- _EXERCISE OBJECTIVE_: Look through the listing below and work out how many of its lines hold the word "JSON". Give only the number.

=====

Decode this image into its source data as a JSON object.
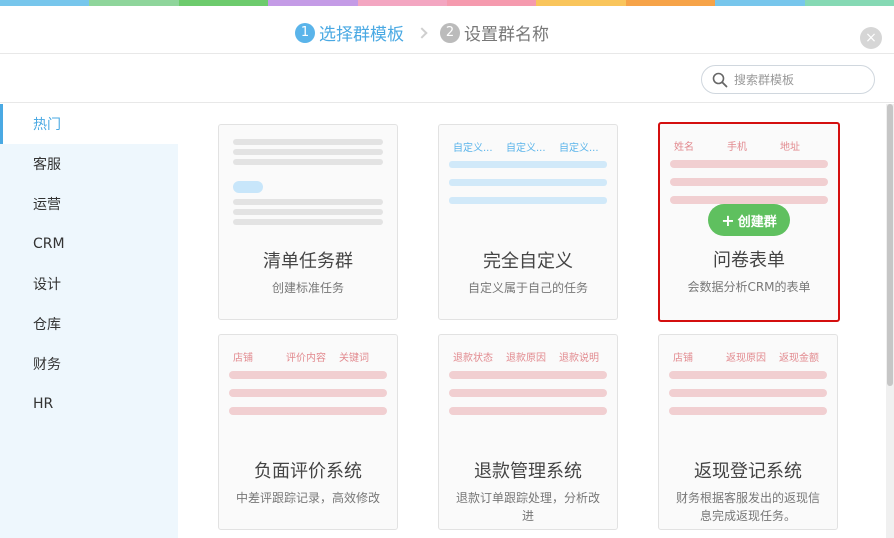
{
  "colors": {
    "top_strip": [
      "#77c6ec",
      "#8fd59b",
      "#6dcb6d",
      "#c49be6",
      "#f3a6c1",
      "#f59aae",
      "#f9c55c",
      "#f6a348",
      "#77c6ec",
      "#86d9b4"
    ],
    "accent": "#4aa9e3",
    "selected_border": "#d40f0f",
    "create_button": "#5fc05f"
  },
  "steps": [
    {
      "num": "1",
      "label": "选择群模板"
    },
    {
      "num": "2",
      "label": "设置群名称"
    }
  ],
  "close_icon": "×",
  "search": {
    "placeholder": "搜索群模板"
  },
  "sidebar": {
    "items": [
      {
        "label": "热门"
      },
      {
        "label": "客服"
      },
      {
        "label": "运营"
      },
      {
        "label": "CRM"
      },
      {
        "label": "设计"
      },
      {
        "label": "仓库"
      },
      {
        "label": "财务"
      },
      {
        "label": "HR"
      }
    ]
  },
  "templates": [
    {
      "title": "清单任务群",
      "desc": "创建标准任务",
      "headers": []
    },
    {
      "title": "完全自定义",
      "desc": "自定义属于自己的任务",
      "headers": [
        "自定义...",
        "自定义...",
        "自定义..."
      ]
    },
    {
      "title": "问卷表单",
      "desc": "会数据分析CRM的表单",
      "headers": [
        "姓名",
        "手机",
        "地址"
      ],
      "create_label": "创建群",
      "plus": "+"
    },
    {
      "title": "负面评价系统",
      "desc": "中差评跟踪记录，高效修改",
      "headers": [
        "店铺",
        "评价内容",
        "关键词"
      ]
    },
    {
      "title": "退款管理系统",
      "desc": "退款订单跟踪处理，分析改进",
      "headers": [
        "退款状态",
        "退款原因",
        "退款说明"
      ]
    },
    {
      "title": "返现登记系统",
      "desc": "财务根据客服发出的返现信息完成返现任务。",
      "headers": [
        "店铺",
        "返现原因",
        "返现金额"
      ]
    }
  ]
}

=====

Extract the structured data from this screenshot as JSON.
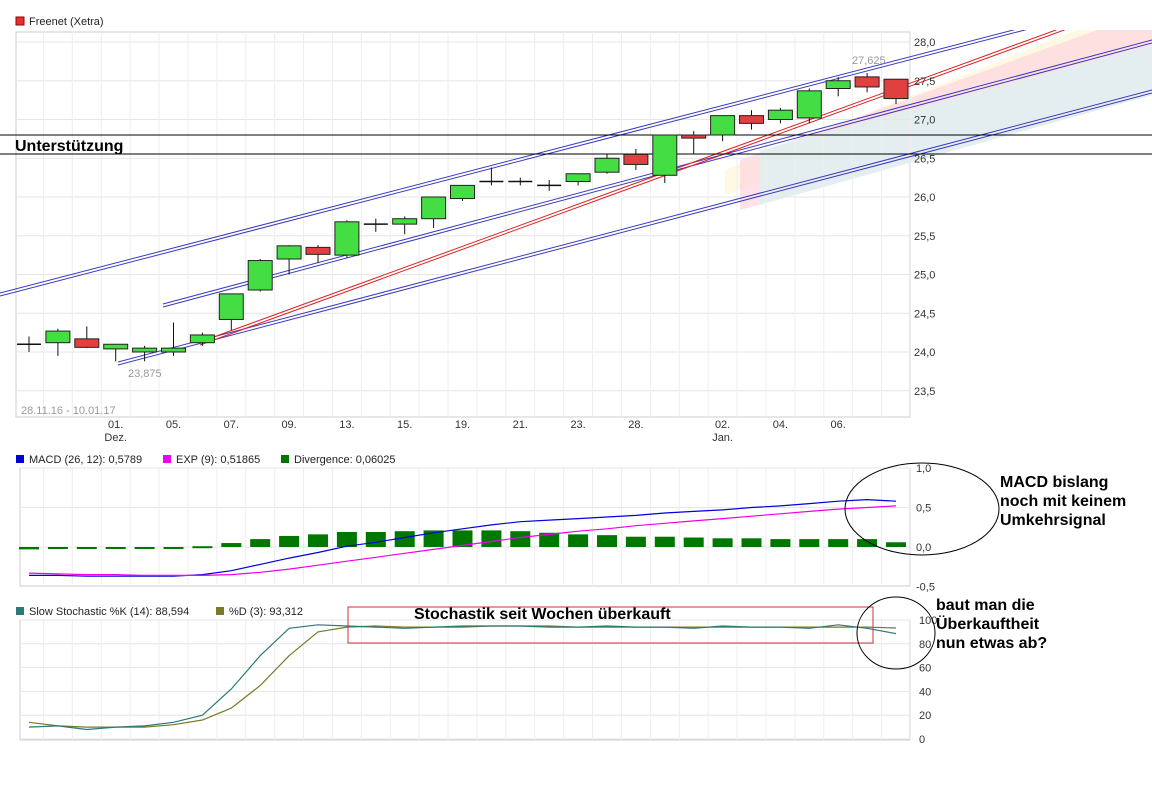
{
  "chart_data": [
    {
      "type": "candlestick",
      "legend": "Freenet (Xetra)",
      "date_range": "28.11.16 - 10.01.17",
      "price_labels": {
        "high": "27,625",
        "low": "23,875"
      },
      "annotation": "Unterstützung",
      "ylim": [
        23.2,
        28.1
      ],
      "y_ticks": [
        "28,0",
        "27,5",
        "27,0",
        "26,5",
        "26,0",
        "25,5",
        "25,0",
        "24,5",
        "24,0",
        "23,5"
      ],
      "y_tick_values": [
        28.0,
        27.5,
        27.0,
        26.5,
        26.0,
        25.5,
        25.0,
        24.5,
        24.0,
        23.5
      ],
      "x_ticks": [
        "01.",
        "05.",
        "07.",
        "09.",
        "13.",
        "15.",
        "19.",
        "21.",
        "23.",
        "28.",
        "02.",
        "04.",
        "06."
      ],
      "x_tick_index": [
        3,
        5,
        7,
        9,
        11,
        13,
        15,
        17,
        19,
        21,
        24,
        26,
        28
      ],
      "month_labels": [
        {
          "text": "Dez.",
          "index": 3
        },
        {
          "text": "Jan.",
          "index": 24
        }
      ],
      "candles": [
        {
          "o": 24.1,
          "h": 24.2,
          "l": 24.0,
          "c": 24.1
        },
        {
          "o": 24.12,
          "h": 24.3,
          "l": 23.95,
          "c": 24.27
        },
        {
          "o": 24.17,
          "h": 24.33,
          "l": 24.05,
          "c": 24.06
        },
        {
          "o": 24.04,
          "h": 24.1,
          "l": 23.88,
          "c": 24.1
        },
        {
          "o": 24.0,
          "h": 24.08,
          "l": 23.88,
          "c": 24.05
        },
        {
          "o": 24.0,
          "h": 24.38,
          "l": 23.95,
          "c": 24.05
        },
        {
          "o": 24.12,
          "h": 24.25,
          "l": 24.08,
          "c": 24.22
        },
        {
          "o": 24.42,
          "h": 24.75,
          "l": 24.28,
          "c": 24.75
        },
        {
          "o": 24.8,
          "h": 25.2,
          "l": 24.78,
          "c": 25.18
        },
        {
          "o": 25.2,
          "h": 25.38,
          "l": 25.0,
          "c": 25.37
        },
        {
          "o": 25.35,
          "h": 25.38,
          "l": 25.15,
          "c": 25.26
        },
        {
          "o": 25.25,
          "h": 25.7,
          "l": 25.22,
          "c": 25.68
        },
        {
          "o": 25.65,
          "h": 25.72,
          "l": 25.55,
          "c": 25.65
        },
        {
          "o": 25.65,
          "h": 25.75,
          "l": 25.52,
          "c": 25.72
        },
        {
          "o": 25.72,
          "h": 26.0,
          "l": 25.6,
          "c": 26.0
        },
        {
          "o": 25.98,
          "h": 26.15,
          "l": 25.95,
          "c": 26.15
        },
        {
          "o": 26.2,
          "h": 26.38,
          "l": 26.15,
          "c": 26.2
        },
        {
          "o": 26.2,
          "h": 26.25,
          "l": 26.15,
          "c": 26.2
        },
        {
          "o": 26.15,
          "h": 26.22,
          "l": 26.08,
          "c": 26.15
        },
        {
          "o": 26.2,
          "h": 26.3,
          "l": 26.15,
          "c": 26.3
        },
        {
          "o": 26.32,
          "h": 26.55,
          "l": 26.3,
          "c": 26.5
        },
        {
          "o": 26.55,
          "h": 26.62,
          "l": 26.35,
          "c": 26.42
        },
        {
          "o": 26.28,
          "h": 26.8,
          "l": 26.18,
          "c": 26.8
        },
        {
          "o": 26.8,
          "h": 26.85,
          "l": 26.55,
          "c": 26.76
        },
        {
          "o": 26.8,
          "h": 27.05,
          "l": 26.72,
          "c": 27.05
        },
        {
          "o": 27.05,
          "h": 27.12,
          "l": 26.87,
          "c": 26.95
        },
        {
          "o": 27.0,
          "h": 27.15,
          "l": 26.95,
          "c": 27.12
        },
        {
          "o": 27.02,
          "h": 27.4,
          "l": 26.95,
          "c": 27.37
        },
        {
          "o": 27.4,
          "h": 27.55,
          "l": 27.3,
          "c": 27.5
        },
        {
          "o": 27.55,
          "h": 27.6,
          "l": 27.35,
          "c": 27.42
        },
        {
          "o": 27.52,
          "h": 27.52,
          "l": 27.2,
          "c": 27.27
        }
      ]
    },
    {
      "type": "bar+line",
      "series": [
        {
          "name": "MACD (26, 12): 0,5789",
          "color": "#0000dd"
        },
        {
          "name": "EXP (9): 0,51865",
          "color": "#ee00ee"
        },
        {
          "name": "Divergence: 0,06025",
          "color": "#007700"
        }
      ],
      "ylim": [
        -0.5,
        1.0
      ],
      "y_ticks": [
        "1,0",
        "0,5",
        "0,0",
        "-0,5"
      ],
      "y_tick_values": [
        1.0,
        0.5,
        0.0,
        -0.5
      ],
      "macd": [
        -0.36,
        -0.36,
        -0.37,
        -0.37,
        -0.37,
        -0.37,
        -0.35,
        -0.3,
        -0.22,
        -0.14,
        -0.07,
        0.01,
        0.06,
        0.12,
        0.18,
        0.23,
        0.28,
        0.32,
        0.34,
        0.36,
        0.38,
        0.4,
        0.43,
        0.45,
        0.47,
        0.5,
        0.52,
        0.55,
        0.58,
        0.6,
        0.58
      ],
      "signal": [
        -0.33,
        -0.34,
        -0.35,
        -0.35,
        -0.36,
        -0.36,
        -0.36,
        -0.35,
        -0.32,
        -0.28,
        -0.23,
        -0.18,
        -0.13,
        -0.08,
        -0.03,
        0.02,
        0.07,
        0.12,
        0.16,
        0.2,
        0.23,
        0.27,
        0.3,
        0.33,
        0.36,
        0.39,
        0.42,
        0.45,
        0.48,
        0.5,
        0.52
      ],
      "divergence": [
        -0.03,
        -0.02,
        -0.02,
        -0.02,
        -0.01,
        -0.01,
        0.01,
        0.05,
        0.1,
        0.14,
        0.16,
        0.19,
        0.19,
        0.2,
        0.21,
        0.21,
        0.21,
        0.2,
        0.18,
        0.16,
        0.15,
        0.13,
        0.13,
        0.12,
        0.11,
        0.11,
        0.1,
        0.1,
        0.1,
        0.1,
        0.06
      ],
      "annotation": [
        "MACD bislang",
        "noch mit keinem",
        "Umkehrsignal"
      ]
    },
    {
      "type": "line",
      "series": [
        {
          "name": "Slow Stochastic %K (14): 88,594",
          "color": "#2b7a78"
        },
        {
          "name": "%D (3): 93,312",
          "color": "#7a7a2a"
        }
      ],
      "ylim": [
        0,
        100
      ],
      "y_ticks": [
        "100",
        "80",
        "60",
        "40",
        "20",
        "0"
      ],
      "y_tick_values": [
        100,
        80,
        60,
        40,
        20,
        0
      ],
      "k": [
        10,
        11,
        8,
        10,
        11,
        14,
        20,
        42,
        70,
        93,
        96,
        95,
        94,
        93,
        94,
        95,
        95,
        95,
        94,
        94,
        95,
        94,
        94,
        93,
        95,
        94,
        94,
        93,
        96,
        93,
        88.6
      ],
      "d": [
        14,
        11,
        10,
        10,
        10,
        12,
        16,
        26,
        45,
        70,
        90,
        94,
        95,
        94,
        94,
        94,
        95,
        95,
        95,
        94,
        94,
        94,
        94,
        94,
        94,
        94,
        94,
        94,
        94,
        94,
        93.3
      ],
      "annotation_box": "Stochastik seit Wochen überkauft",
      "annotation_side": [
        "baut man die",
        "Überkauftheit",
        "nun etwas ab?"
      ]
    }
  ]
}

=====

- _FULL ANSWER_: 2